## [WHAT IS NEEDED]
Pick out and copy every line below that has the word "八年级数学试题".

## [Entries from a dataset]
□ □ □
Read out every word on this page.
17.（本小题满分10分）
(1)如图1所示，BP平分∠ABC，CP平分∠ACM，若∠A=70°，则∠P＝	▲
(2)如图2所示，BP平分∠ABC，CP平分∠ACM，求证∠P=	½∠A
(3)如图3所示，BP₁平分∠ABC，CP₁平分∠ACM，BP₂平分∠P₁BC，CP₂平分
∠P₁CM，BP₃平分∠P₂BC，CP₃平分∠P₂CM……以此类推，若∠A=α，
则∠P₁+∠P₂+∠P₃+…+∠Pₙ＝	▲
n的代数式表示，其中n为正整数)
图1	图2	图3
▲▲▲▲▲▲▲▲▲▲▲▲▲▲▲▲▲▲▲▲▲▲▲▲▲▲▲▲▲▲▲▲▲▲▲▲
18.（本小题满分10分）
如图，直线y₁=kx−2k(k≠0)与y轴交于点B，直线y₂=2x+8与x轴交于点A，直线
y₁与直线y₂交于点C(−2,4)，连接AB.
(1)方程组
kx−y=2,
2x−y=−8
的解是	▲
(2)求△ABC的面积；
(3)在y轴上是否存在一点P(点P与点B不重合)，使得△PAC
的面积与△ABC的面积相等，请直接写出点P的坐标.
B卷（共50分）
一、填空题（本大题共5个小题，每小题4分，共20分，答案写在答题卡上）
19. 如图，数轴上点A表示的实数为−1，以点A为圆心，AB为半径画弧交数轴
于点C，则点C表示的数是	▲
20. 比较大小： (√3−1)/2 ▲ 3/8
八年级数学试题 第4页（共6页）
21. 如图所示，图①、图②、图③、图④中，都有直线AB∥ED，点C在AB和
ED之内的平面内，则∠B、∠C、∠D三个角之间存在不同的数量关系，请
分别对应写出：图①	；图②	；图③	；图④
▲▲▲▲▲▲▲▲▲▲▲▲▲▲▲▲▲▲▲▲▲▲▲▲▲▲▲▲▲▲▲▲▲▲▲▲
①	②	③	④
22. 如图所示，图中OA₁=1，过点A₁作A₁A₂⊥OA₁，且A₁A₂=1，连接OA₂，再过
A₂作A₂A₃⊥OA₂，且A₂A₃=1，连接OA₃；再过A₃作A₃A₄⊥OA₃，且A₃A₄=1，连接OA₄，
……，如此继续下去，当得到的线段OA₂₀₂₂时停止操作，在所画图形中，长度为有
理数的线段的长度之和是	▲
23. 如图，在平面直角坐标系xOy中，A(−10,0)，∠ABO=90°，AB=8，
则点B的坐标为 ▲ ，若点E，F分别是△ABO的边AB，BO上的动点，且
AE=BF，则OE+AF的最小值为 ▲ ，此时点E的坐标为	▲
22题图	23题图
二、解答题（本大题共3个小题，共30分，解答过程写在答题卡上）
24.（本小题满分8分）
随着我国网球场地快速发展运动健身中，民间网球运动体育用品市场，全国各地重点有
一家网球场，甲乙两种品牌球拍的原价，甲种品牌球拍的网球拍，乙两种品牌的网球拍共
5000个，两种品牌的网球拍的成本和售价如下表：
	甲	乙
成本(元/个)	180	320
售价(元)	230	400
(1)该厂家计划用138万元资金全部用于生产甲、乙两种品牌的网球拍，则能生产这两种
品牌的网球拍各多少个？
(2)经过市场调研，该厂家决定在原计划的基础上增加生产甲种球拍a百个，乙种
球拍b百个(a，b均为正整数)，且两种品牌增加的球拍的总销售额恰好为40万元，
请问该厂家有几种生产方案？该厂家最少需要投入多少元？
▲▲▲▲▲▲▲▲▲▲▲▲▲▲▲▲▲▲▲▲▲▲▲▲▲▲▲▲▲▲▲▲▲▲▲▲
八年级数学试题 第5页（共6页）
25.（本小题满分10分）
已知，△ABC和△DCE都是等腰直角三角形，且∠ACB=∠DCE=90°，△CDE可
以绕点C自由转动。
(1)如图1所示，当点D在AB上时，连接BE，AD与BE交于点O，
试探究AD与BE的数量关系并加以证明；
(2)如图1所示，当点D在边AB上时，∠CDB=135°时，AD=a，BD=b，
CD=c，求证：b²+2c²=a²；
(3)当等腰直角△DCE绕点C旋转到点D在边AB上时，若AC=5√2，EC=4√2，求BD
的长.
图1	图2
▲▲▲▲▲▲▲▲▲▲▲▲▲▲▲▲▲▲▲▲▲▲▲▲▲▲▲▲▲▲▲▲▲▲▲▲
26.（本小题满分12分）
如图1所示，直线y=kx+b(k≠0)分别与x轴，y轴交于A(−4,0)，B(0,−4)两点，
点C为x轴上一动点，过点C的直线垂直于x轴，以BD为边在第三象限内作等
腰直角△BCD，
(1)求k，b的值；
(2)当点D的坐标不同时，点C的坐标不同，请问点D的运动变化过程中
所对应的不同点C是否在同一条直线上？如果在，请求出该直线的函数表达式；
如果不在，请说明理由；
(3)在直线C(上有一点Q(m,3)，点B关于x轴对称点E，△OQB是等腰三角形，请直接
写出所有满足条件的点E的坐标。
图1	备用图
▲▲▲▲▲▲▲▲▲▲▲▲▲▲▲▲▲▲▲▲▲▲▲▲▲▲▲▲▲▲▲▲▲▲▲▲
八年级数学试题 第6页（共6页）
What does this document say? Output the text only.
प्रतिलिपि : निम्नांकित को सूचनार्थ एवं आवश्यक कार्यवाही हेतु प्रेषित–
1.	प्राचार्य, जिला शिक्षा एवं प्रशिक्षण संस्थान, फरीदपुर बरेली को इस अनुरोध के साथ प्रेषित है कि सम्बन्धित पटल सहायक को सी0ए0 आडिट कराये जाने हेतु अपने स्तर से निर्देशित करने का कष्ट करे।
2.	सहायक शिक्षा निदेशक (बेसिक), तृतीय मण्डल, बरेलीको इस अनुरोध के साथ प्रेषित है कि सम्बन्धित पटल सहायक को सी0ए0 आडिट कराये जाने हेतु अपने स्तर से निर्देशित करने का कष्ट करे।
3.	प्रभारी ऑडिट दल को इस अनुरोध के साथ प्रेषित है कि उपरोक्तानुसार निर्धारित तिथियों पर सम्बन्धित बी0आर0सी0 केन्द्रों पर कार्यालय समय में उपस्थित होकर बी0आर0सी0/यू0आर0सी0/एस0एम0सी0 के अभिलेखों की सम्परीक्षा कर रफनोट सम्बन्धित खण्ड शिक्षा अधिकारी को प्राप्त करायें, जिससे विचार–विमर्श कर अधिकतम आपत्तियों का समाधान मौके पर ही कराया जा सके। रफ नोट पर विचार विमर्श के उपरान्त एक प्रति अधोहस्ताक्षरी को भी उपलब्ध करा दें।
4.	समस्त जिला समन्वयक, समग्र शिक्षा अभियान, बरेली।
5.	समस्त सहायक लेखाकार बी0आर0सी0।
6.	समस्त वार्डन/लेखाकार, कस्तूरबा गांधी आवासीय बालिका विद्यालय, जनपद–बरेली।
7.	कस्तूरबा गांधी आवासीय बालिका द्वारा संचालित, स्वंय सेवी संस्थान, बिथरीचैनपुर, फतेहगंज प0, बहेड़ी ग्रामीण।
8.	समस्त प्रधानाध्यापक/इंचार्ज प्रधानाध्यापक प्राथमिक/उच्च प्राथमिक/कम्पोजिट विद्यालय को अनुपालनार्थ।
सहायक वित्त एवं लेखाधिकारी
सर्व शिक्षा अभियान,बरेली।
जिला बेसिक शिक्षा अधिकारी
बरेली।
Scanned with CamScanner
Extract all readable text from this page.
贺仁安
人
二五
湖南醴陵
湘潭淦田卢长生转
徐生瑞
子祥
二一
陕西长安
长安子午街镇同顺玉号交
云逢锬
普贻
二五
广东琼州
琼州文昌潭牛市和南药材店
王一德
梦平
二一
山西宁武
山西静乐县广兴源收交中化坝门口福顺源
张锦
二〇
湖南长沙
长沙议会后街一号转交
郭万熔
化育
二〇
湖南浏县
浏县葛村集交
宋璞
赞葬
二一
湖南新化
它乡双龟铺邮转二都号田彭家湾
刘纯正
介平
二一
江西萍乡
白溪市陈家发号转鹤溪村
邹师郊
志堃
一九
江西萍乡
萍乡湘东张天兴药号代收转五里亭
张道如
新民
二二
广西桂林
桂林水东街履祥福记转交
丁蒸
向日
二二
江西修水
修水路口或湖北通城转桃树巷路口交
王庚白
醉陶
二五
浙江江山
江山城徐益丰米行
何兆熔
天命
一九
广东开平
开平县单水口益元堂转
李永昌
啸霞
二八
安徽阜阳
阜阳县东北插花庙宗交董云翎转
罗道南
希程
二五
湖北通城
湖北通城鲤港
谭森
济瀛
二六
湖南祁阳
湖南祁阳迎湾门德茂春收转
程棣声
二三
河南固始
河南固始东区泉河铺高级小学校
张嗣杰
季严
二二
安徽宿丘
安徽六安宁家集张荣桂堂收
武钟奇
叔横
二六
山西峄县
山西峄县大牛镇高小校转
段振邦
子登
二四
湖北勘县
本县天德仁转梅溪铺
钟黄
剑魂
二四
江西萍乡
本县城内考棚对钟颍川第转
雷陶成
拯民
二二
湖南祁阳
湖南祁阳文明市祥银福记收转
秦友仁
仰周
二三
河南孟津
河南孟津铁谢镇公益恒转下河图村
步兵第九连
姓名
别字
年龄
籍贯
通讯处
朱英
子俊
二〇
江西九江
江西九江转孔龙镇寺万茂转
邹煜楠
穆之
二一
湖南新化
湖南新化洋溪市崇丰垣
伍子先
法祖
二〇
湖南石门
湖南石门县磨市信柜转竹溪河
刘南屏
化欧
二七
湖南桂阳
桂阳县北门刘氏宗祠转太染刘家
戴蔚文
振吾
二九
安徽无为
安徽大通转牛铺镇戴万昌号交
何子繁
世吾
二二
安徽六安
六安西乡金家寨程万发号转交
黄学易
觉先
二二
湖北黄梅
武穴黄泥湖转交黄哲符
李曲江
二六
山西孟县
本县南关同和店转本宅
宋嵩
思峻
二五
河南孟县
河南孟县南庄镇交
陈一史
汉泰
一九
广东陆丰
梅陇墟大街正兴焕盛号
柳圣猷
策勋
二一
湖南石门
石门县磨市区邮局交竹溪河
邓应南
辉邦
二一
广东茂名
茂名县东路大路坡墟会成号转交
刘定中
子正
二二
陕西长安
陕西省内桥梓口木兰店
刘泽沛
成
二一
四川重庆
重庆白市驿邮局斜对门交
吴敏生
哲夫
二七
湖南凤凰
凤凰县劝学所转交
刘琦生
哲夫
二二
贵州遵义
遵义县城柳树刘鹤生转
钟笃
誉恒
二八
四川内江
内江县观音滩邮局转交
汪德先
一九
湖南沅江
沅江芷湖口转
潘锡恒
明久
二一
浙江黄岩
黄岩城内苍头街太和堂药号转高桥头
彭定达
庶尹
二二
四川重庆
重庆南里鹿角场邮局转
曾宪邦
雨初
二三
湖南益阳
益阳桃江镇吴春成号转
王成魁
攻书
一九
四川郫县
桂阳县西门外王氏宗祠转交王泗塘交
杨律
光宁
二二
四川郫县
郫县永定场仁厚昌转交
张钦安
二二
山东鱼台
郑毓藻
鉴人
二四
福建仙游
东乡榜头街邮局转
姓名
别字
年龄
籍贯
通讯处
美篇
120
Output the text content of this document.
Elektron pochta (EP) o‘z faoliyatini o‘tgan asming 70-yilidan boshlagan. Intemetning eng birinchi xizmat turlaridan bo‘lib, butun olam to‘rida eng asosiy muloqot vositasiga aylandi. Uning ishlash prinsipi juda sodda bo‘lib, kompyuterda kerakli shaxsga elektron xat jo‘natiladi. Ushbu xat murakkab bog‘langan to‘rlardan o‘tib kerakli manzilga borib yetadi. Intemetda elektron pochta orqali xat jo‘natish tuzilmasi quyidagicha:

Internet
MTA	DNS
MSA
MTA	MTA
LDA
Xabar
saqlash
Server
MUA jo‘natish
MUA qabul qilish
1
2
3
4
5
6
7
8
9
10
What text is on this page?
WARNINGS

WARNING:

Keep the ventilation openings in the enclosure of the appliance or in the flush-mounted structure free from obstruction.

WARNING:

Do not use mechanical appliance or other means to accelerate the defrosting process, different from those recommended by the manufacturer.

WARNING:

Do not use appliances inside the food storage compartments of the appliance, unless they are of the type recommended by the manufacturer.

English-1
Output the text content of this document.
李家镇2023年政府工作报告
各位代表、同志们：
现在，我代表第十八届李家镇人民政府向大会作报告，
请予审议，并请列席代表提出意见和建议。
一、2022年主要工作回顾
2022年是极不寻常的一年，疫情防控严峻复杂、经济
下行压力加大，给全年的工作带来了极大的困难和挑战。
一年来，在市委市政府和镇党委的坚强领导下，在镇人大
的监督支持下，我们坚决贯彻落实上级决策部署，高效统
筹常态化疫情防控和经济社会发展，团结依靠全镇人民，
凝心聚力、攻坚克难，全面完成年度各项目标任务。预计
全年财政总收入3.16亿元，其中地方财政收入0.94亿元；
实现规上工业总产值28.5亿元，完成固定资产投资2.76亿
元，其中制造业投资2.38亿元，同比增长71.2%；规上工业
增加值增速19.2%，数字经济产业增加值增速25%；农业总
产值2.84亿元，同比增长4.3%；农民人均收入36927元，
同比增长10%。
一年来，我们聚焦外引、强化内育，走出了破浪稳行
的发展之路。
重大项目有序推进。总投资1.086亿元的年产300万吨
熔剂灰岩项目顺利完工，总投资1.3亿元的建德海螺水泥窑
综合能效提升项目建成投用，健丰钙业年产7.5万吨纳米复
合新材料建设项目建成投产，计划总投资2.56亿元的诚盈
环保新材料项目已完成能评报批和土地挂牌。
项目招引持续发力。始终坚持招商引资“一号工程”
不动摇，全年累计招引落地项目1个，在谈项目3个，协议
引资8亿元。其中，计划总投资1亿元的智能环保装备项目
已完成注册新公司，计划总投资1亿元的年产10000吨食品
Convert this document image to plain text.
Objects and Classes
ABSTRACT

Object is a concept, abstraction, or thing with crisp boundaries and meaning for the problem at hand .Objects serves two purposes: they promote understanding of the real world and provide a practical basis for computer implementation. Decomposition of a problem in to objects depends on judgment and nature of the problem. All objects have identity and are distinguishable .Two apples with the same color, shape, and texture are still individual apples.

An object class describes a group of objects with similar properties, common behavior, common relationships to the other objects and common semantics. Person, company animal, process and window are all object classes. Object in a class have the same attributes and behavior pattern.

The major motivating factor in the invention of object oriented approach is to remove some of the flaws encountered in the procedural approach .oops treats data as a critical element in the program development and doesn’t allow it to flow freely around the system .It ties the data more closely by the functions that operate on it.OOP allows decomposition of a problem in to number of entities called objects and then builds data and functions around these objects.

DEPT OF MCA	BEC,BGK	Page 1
□ □ □
## [SOLUTION TO THIS EXERCISE]
八年级数学试题 第4页（共6页）
八年级数学试题 第5页（共6页）
八年级数学试题 第6页（共6页）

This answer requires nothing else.